### WHAT IS NEEDED
Wherever "hela" appears in a line of the listing, that line should be returned.

### GIVEN DATA

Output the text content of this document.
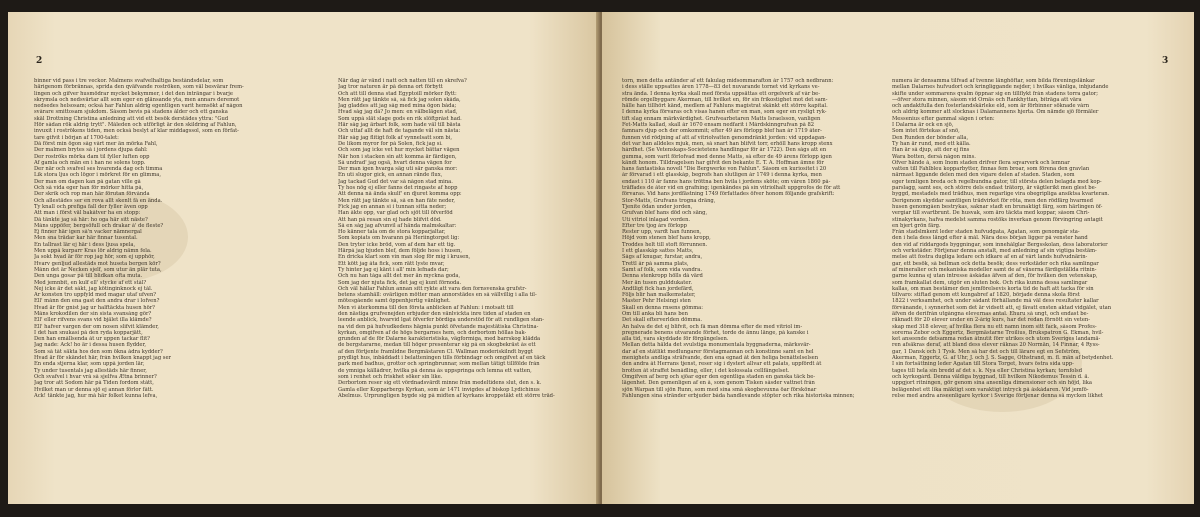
2
binner vid pass i tre veckor. Malmens svafvelhaltiga beståndsdelar, som
härigenom förbrännas, sprida den qväfvande roströken, som väl besvärar frem-
lingen och gifver husmödrar mycket bekymmer, i det den inträngar i bvarje
skrymsla och nedsvärtar allt som eger en glänsande yta, men annars deremot
nedsedes helsosam; också har Fahlun aldrig egentligen varit hemsökt af någon
svårare smittosam sjukdom. Såsom bevis på stadens ålder och ett ganska
skäl Drottning Christina anledning att vid ett besök derstädes yttra: "Gud
Hör sådan rök aldrig trytt". Måleden och utförligt är den skildring af Fahlun,
invuxit i roströkens tiden, men också beslyt af klar middagssol, som en förfat-
tare gifvit i början af 1700-talet:
Då först min ögon såg vårt mer än mörka Fahl,
Der malmen brytes så i jordens djupa dahl:
Der roströks mörka dam til fyller luften opp
Af gamla och män en i han ne solens topp.
Der när och svafvel ses hvarenda dag och timma
Lik stora ljus och lögor i mörkret för en glimma,
Der man om dagen kan på gatan ville gå
Och så vida eger han för mörker hitta på,
Der skrik och rop man här förutan förvånda
Och allestädes ser en rova allt skenlt få en ända.
Ty knall och prefiga fall der fyller även opp
Att man i först väl bakåtver ha en stopp:
Då tänkte jag så här: ho oga här sitt näste?
Måns uppöfer, bergsöfull och drakar å' de fleste?
Ej finner här igen så'n vacker nämnergal
Men sna trädar kar här finnar tusental.
En tallrast lär ej här i dess ljusa spela,
Men uppå kurparr Kras lör aldrig nämn fela.
Ja sokt hvad är för rop jag hör, som ej upphör,
Hvarv genljud allestäds mot huseta bergen kör?
Månn det är Necken sjelf, som utur än plär tuta,
Den unga gosar på till blidkan ofta muta.
Med jemnbit, en kulf ell' stycke af ett stål?
Nej icke är det såkt, jag kötinginknock ej tål.
Är konsten tro uppfyld med magar utaf ufven?
Ell' månn den ena gast den andra drar i lofven?
Hvad är för gnist jag ur halftäckta husen hör?
Måns krokodilen der sin sista svansång gör?
Ell' eller rifvens svans vid bjälet illa klämde?
Ell' hafver vargen der om nosen slifvit klämder,
I det han snukasi på den ryda kopparjätt,
Den han emållsenda åt ur uppen tackar flit?
Jag nade: Ack! ho är i dessa husen flydder,
Som så tåt säkta hos den som ökna ådra kydder?
Hvad är för skändet här, från hvilken knappt jag ser
En enda stjerna klar, som uppå jorden lär,
Ty under tusentals jag allestäds här finner,
Och svafvel i hvar vrå så sjelfva Ætna brinner?
Jag tror att Sodom här på Tiden fordom stått,
Hvilket man ur denna sjö ej annan förlor fått.
Ack! tänkte jag, hur må här folket kunna lefva,
När dag år vänd i natt och natten till en skrefva?
Jag tror naturen är på denna ort förbytt
Och att till denna stad Egyptoill mörker flytt:
Men rätt jag tänkte så, så fick jag solen skåda,
Jag gladdes att jag såg med mina ögon båda;
Hvad såg jag då? Jo men: en välbelägen stad,
Som uppå slät slage gods en rik slöftpråst had.
Här såg jag ärbart folk, som hade väl till bästa
Och uttaf allt de haft de tagande väl sin nästa:
Här såg jag flitigt folk af vynnelsatt som bi,
De likom myror for på Solen, fick jag si.
Och som jag icke vet hur mycket bättar vägen
När hon i stacken sin att komma är färdigen,
Så undrad' jag ogsä, hvart denna vägen for
Der man igen hvarga säg uti sär ganska mor:
En uti slugor gick, en annan rände flux,
Jag tackad Gud det var så någon stad mina.
Ty hos nög ej eller fanns det ringaste af hopp
Att denna nå ända skulf' en djuret komma opp:
Men rätt jag tänkte så, så en han fåte neder,
Fick jag en annan si i tunnan sitta neder;
Han åkte opp, var glad och sjöt till öfverföd
Att han på resan sin ej hade blifvit död.
Så en såg jag afvunvil af hända malmskaltar:
Ho känner tala om de stora kopparjaltar,
Som kopiats om hvarann på Heriingtorget lig:
Den tryter icke bröd, vom af dem har ett tig.
Härpå jag bjuden blef, dem följde hoss i husen,
En dricka klart som vin man slog för mig i krusen,
Ett kött jag åta fick, som rätt lyste mvar,
Ty hinter jag ej känt i all' min lefnads dar;
Och nu han tåga allt det mer än myckna goda,
Som jag der njuta fick, det jag ej kunt förnoda.
Och väl hållar Fahlun annan sitt rykte att vara den fornsvenska grufstr-
betens stamhäll: ovärligen mötter man annorstädes en så vällvillig i alla til-
mötesgående samt öppenhjertig vänlighet.
Men vi återkomma till den första anblicken af Fahlun: i motsatt till
den nästiga grufvenejden erbjuder den vänlvickta inre tiden af staden en
leende anblick, hvarvid lgat öfverfer bördiga understöd för att rundligen stan-
na vid den på hufvudkedens hägnia punkt öfvetande majestätiska Christina-
kyrkan, omgifven af de högs bergarnes hem, och derbortom höllas bak-
grunden af de för Dalarne karakteristiska, vägformiga, med barrskog klädda
de bergstararne, medan till höger presenterar sig på en skogbekräst ås ett
af den förtjente framlidne Bergmästaren Cl. Wallman moderiskilndt byggt
prydligt hus, inbäddadt i belatteningen tills förbindagr och omgifvet af en täck
park med badhus, grottor och springbrunnar, som mellan tätigt tillfölde från
de ymniga källådrer, hvilka på denna ås uppspringa och lemna ett vatten,
som i renhet och friskhet söker sin like.
Derbortom reser sig ett vördnadsvärdt minne från medeltidens slut, den s. k.
Gamla eller Kopparbergs Kyrkan, som år 1471 invigdes af biskop Lydichinus
Abelmus. Urprungligen bygde sig på midten af kyrkans kroppstäkt ett större träd-
3
torn, men detta antänder af ett fakulag midsommarafton år 1757 och nedbrann:
i dess ställe uppsattes åren 1778—83 det nuvarande tornet vid kyrkans ve-
stra ända. I denna kyrka skall med första uppsättas ett orgelverk af vår be-
römde orgelbyggare Åkerman, till hvilket en, för sin frikostighet mot det sam-
hälle han tillhört känd, medlem af Fahluns magistrat skänkt ett större kapital.
I denna kyrka förvaras och visas hanen efter en man, som eger en rysligt ryk-
tift slag ennam märkvärdighet. Grufvearbetaren Matts Israelsson, vanligen
Fet-Matts kallad, skall år 1670 ensam nedfarit i Mårdskinngrufvan på 82
famnars djup och der omkommit; efter 49 års förlopp blef han år 1719 åter-
funnen vid rödjning af att af vitriolvatten genomdränkt jorden: vid uppdagan-
det var han alldeles mjuk, men, så snart han blifvit torr, erhöll hans kropp stenx
hårdhet. (Se Vetenskaps-Societetens handlingar för år 1722). Den sågs att en
gumma, som varit förlofvad med denne Matts, så efter de 49 årens förlopp igen
kändt honom. Tilldragelsen har gifvit den bekante E. T. A. Hoffman ämne för
hans fantastiska novell "Die Bergwerke von Fahlun". Såsom en kuriositet i 20
år förvarad i ett glasskåp, begrofs han slutligen år 1749 i denna kyrka, men
endast i 110 år fanns hans tröttna ben hvila i jordens sköte; om våren 1860 på-
träffades de åter vid en grafning; igenkändes på sin vitriolhalt uppgrofos de för att
förvaras. Vid hans jordfästning 1749 författades öfver honom följande grafskrift:
Stor-Matts, Grufvans trogna dräng,
Tjenite ödan under jorden,
Grufvan blef hans död och säng,
Uti vitriol inlagad vorden.
Efter tre tjog års förlopp
Rester upp, vardt han funnen,
Höjd vom stenen blef hans kropp,
Troddes helt till stoft förrunnen.
I ett glasskåp sattes Matts,
Sågs af knugar, furstar, andra,
Trettl år på samma plats,
Samt af folk, som vida vandra.
Denna stenkropp hölls då värd
Mer än tusen gulddukater.
Ändtligt fick han jordefärd,
Följs blir han malkemstater,
Master Pehr Helsingi sten
Skall en denna rnsens gömma:
Om till anka bli hans ben
Det skall efterverlden dömma.
Än halva de det ej blifvit, och få man dömma efter de med vitriol im-
pregnerade benens utvarande förhet, torde de ännu länge, på kanske i
alla tid, vara skyddade för förgängelsen.
Mellan detta hälda det svulstiga monumentala byggnaderna, märksvär-
dar af en ståtlikt medlungarer förstagmannan och konstinne samt en hel
menighets andliga sträfvande, den ena egnad åt den heliga benåttelselsen
den andra åt Herrans tjenst, reser sig i dystert allvar ett palats, uppfördt åt
brotten åt straffet benådling, eller, i det kolossala cellfängelset.
Omgifven af berg och sjöar eger den egentliga staden en ganska täck be-
lägenhet. Den gemenligen af en å, som genom Tisken såsder vattnet från
sjön Warpan till sjön Runn, som med sina små skogbevuxna öar förskönar
Fahlungen sina stränder erbjuder båda handlevande stöpter och rika historiska minnen;
numera är densamma tilfvad af tvenne länghöftar, som bilda föreningslänkar
mellan Dalarnes hufvudort och kringliggande nejder, i hvilkas vänliga, inbjudande
skifte under sommarens qvalm öppnar sig en tillflykt från stadens torra gator;
—öfver stora minnen, såsom vid Ornäs och Rankhyttan, biträga att vära
och andaktfulla den fosterlandskärleke eld, som är förbinner söknade vårn
och aldrig kommer att slocknas i Dalamannens hjerta. Om nämde sjö förmäler
Messenius efter gammal sägen i orten:
I Dalarna är ock en sjö,
Som intet förtekas af snö,
Den Runden der bönder alla,
Ty han är rund, med ett källa.
Han är så djup, att der ej fins
Wara botten, derså någon mins.
Öfver hände å, som Inom staden drifver flera sqvarverk och lemnar
vatten till Fahlbleu kopparbytter, finnas fem broar, som förena den gravlan
närmast liggande delen med den vigare delen af staden. Staden, som
eger temligen breda och regelbundna gator, till största delen belagda med kop-
parslagg, samt ses, och större dels endast trätorp, är vägtlerikt men glest be-
byggd, mestadels med trädhus, men regarlige vira obegripliga ansiktsa kvarteran.
Derigenom skyddar samtligen trädvirket för röta, men den rödfärg hvarmed
husen genomgåen bestrykas, saknar stadt en brunaktigt färg, som härlingen öf-
vergiar till svartbrunt. De husvak, som äro täckta med koppar, såsom Chri-
stinakyrkans, hafva medelst samma rostöks inverkan genom förvingring antagit
en bjert grön färg.
Från stadslmkent leder staden hufvudgata, Ågatan, som genomgår sta-
den i hela dess längd efter å mål. Nära dess början ligger på venster hand
den vid af riddargods byggningar, som innehålglar Bergsskolan, dess laboratorier
och verkstäder. Förtjenar denna anstalt, med anledning af sin vigtiga bestäm-
melse att fostra dugliga ledare och idkare af en af vårt lands hufvudnärin-
gar, ett besök, så bellman ock detta besök; dess verkstäder och rika samlingar
af mineralier och mekaniska modeller samt de af växerna färdigställda ritnin-
garne kunna ej utan intresse åskådas äfven af den, för hvilken den vetenskap,
som framkallat dem, utgör en sluten bok. Och rika kunna dessa samlingar
kallas, om man bestämer den jemförelsevis korta tid de haft att tacka för sin
tillvaro: stiftad genom ett kungabref af 1820, började denna skola först
1822 i verksamhet, och under sådant förhållande må väl dess resultater kallar
förvånande, i synnerhet som det är vidsett att, ej fåvatt ensten aktad vidgålet, utan
äfven de derifrån utgångna elevernas antal. Ehuru så ungt, och endast be-
räknadt för 20 elever under en 2-årig kurs, har det redan förnött sin veten-
skap med 318 elever, af hvilka flera nu ett namn inom sitt fack, såsom Profes-
sorerna Zebor och Eggertz, Bergmästarne Troilius, Brukspatron G. Ekman, hvil-
ket anseende detsamma redan åtnutit förr utrikes och utom Sveriges landamä-
ren afsäkras deraf, att bland dess elever räknas 20 Normän, 14 Finnar, 4 Ryss-
gar, 1 Dansk och 1 Tysk. Men så har det och till lärare egt en Sefström,
Åkerman, Eggertz, G. af Uhr, J. och J. S. Sagge, Öthstrand, m. fl. män af betydenhet.
I sin fortsättning leder Ågatan till Stora Torget, hvars östra sida upp-
tages till hela sin bredd af det s. k. Nya eller Christina kyrkan; tornfolsd
och kyrkogård. Denna väldiga byggnad, till hvilken Nikodemus Tessin d. ä.
uppgjort ritningen, gör genom sina ansenliga dimensioner och sin höjd, lika
belägenhet ett lika mäktigt som varaktigt intryck på åskådaren. Vid jemfö-
relse med andra anseenligare kyrkor i Sverige förtjenar denna så mycken likhet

### EXERCISE SOLUTION
den i hela dess längd efter å mål. Nära dess början ligger på venster hand
tages till hela sin bredd af det s. k. Nya eller Christina kyrkan; tornfolsd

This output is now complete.